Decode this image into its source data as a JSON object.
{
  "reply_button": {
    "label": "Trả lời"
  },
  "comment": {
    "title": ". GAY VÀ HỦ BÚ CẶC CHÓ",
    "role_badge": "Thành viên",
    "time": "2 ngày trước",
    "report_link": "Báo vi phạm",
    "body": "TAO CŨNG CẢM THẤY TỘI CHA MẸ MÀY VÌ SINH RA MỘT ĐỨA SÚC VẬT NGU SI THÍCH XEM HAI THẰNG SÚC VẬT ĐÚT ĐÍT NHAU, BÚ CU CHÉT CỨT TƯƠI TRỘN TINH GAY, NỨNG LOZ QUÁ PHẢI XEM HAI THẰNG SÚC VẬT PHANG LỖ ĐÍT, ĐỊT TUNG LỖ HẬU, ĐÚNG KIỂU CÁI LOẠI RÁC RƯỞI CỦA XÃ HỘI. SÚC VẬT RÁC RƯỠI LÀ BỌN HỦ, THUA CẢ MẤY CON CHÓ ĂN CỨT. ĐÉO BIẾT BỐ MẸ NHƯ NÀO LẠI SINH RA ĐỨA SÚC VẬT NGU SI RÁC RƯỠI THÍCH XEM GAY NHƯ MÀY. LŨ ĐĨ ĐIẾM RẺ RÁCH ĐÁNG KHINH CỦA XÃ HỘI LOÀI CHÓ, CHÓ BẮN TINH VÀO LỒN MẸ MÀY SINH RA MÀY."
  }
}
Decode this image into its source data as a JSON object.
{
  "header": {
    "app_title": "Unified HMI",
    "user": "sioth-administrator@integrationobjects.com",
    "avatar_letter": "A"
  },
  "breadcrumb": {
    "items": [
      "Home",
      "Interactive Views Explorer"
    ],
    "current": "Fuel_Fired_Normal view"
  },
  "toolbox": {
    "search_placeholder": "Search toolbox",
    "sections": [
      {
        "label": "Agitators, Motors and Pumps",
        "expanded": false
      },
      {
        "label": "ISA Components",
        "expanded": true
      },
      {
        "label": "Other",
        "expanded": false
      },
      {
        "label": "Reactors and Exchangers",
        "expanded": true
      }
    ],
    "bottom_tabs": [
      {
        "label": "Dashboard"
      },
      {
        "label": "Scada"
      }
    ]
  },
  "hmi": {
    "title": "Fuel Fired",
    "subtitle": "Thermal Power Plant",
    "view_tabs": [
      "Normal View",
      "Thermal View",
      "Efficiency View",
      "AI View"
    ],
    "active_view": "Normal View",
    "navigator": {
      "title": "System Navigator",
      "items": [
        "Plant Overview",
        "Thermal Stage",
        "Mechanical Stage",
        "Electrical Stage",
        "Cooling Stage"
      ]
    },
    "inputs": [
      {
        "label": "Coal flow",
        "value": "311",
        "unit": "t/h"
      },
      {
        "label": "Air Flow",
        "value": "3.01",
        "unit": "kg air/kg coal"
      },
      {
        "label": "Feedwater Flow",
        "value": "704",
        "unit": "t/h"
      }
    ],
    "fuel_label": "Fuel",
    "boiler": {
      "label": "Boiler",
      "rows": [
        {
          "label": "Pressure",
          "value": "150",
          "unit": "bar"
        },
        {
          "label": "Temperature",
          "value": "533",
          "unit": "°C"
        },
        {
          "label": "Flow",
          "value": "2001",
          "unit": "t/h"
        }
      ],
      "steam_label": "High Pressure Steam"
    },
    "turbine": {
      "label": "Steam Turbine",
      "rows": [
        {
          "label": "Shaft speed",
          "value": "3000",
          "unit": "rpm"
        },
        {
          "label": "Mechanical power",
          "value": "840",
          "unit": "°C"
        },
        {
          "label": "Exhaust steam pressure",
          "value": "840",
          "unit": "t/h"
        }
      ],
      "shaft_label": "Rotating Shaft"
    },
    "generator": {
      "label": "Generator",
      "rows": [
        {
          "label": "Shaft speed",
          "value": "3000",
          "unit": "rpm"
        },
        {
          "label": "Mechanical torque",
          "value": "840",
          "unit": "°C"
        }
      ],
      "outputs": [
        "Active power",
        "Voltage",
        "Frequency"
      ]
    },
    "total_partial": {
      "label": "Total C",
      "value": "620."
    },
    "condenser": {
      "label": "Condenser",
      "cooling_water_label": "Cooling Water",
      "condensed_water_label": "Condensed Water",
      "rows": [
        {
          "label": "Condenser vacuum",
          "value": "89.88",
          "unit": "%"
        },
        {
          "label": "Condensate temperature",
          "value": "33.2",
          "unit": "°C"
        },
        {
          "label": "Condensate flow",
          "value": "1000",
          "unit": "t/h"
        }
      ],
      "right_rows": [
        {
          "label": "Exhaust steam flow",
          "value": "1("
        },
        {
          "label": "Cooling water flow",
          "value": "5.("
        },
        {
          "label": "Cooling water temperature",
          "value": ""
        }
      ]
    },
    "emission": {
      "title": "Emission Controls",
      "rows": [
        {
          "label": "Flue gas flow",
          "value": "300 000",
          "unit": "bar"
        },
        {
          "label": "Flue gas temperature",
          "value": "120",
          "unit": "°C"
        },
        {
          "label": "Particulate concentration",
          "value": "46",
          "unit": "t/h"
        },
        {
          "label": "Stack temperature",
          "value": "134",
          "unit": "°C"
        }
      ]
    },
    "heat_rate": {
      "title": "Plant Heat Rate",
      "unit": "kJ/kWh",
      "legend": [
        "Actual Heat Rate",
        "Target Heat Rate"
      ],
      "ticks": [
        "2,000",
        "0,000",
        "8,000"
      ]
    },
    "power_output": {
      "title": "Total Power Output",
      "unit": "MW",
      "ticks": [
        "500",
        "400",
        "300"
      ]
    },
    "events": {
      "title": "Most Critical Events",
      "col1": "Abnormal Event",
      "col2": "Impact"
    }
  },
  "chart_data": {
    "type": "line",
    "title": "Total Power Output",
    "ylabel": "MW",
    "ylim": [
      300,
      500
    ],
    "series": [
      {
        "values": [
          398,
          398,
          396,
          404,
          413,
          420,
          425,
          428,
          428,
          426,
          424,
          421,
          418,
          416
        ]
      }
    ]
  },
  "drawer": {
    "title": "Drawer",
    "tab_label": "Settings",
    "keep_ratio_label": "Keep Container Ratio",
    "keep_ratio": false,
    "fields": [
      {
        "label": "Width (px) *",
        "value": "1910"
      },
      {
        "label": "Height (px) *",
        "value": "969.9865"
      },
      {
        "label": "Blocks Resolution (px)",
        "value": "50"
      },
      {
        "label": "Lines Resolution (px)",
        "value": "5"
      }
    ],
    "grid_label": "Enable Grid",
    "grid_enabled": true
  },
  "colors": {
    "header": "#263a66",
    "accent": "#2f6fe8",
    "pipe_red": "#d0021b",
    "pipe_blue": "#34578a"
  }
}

════

#### Short exercise
Copy out each line of the data where the string "Flue" appears.

#### Correct answer
          "label": "Flue gas flow",
          "label": "Flue gas temperature",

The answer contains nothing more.